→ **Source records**

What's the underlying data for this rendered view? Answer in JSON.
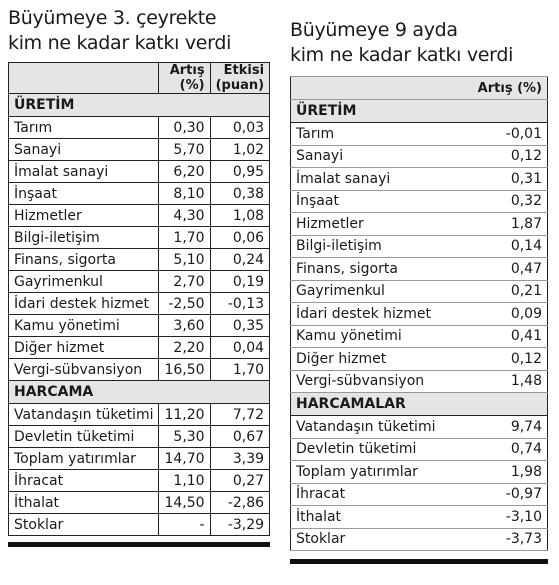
{
  "left": {
    "title_line1": "Büyümeye 3. çeyrekte",
    "title_line2": "kim ne kadar katkı verdi",
    "col_change_line1": "Artış",
    "col_change_line2": "(%)",
    "col_effect_line1": "Etkisi",
    "col_effect_line2": "(puan)",
    "sections": [
      {
        "name": "ÜRETİM",
        "rows": [
          {
            "label": "Tarım",
            "change": "0,30",
            "effect": "0,03"
          },
          {
            "label": "Sanayi",
            "change": "5,70",
            "effect": "1,02"
          },
          {
            "label": "İmalat sanayi",
            "change": "6,20",
            "effect": "0,95"
          },
          {
            "label": "İnşaat",
            "change": "8,10",
            "effect": "0,38"
          },
          {
            "label": "Hizmetler",
            "change": "4,30",
            "effect": "1,08"
          },
          {
            "label": "Bilgi-iletişim",
            "change": "1,70",
            "effect": "0,06"
          },
          {
            "label": "Finans, sigorta",
            "change": "5,10",
            "effect": "0,24"
          },
          {
            "label": "Gayrimenkul",
            "change": "2,70",
            "effect": "0,19"
          },
          {
            "label": "İdari destek hizmet",
            "change": "-2,50",
            "effect": "-0,13"
          },
          {
            "label": "Kamu yönetimi",
            "change": "3,60",
            "effect": "0,35"
          },
          {
            "label": "Diğer hizmet",
            "change": "2,20",
            "effect": "0,04"
          },
          {
            "label": "Vergi-sübvansiyon",
            "change": "16,50",
            "effect": "1,70"
          }
        ]
      },
      {
        "name": "HARCAMA",
        "rows": [
          {
            "label": "Vatandaşın tüketimi",
            "change": "11,20",
            "effect": "7,72"
          },
          {
            "label": "Devletin tüketimi",
            "change": "5,30",
            "effect": "0,67"
          },
          {
            "label": "Toplam yatırımlar",
            "change": "14,70",
            "effect": "3,39"
          },
          {
            "label": "İhracat",
            "change": "1,10",
            "effect": "0,27"
          },
          {
            "label": "İthalat",
            "change": "14,50",
            "effect": "-2,86"
          },
          {
            "label": "Stoklar",
            "change": "-",
            "effect": "-3,29"
          }
        ]
      }
    ]
  },
  "right": {
    "title_line1": "Büyümeye 9 ayda",
    "title_line2": "kim ne kadar katkı verdi",
    "col_change": "Artış (%)",
    "sections": [
      {
        "name": "ÜRETİM",
        "rows": [
          {
            "label": "Tarım",
            "change": "-0,01"
          },
          {
            "label": "Sanayi",
            "change": "0,12"
          },
          {
            "label": "İmalat sanayi",
            "change": "0,31"
          },
          {
            "label": "İnşaat",
            "change": "0,32"
          },
          {
            "label": "Hizmetler",
            "change": "1,87"
          },
          {
            "label": "Bilgi-iletişim",
            "change": "0,14"
          },
          {
            "label": "Finans, sigorta",
            "change": "0,47"
          },
          {
            "label": "Gayrimenkul",
            "change": "0,21"
          },
          {
            "label": "İdari destek hizmet",
            "change": "0,09"
          },
          {
            "label": "Kamu yönetimi",
            "change": "0,41"
          },
          {
            "label": "Diğer hizmet",
            "change": "0,12"
          },
          {
            "label": "Vergi-sübvansiyon",
            "change": "1,48"
          }
        ]
      },
      {
        "name": "HARCAMALAR",
        "rows": [
          {
            "label": "Vatandaşın tüketimi",
            "change": "9,74"
          },
          {
            "label": "Devletin tüketimi",
            "change": "0,74"
          },
          {
            "label": "Toplam yatırımlar",
            "change": "1,98"
          },
          {
            "label": "İhracat",
            "change": "-0,97"
          },
          {
            "label": "İthalat",
            "change": "-3,10"
          },
          {
            "label": "Stoklar",
            "change": "-3,73"
          }
        ]
      }
    ]
  }
}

→ **Set exercise**
The data above should be repeated exactly, minus any pictures.

→ **Correct output**
What's the underlying data for this rendered view? Answer in JSON.
{
  "left": {
    "title_line1": "Büyümeye 3. çeyrekte",
    "title_line2": "kim ne kadar katkı verdi",
    "col_change_line1": "Artış",
    "col_change_line2": "(%)",
    "col_effect_line1": "Etkisi",
    "col_effect_line2": "(puan)",
    "sections": [
      {
        "name": "ÜRETİM",
        "rows": [
          {
            "label": "Tarım",
            "change": "0,30",
            "effect": "0,03"
          },
          {
            "label": "Sanayi",
            "change": "5,70",
            "effect": "1,02"
          },
          {
            "label": "İmalat sanayi",
            "change": "6,20",
            "effect": "0,95"
          },
          {
            "label": "İnşaat",
            "change": "8,10",
            "effect": "0,38"
          },
          {
            "label": "Hizmetler",
            "change": "4,30",
            "effect": "1,08"
          },
          {
            "label": "Bilgi-iletişim",
            "change": "1,70",
            "effect": "0,06"
          },
          {
            "label": "Finans, sigorta",
            "change": "5,10",
            "effect": "0,24"
          },
          {
            "label": "Gayrimenkul",
            "change": "2,70",
            "effect": "0,19"
          },
          {
            "label": "İdari destek hizmet",
            "change": "-2,50",
            "effect": "-0,13"
          },
          {
            "label": "Kamu yönetimi",
            "change": "3,60",
            "effect": "0,35"
          },
          {
            "label": "Diğer hizmet",
            "change": "2,20",
            "effect": "0,04"
          },
          {
            "label": "Vergi-sübvansiyon",
            "change": "16,50",
            "effect": "1,70"
          }
        ]
      },
      {
        "name": "HARCAMA",
        "rows": [
          {
            "label": "Vatandaşın tüketimi",
            "change": "11,20",
            "effect": "7,72"
          },
          {
            "label": "Devletin tüketimi",
            "change": "5,30",
            "effect": "0,67"
          },
          {
            "label": "Toplam yatırımlar",
            "change": "14,70",
            "effect": "3,39"
          },
          {
            "label": "İhracat",
            "change": "1,10",
            "effect": "0,27"
          },
          {
            "label": "İthalat",
            "change": "14,50",
            "effect": "-2,86"
          },
          {
            "label": "Stoklar",
            "change": "-",
            "effect": "-3,29"
          }
        ]
      }
    ]
  },
  "right": {
    "title_line1": "Büyümeye 9 ayda",
    "title_line2": "kim ne kadar katkı verdi",
    "col_change": "Artış (%)",
    "sections": [
      {
        "name": "ÜRETİM",
        "rows": [
          {
            "label": "Tarım",
            "change": "-0,01"
          },
          {
            "label": "Sanayi",
            "change": "0,12"
          },
          {
            "label": "İmalat sanayi",
            "change": "0,31"
          },
          {
            "label": "İnşaat",
            "change": "0,32"
          },
          {
            "label": "Hizmetler",
            "change": "1,87"
          },
          {
            "label": "Bilgi-iletişim",
            "change": "0,14"
          },
          {
            "label": "Finans, sigorta",
            "change": "0,47"
          },
          {
            "label": "Gayrimenkul",
            "change": "0,21"
          },
          {
            "label": "İdari destek hizmet",
            "change": "0,09"
          },
          {
            "label": "Kamu yönetimi",
            "change": "0,41"
          },
          {
            "label": "Diğer hizmet",
            "change": "0,12"
          },
          {
            "label": "Vergi-sübvansiyon",
            "change": "1,48"
          }
        ]
      },
      {
        "name": "HARCAMALAR",
        "rows": [
          {
            "label": "Vatandaşın tüketimi",
            "change": "9,74"
          },
          {
            "label": "Devletin tüketimi",
            "change": "0,74"
          },
          {
            "label": "Toplam yatırımlar",
            "change": "1,98"
          },
          {
            "label": "İhracat",
            "change": "-0,97"
          },
          {
            "label": "İthalat",
            "change": "-3,10"
          },
          {
            "label": "Stoklar",
            "change": "-3,73"
          }
        ]
      }
    ]
  }
}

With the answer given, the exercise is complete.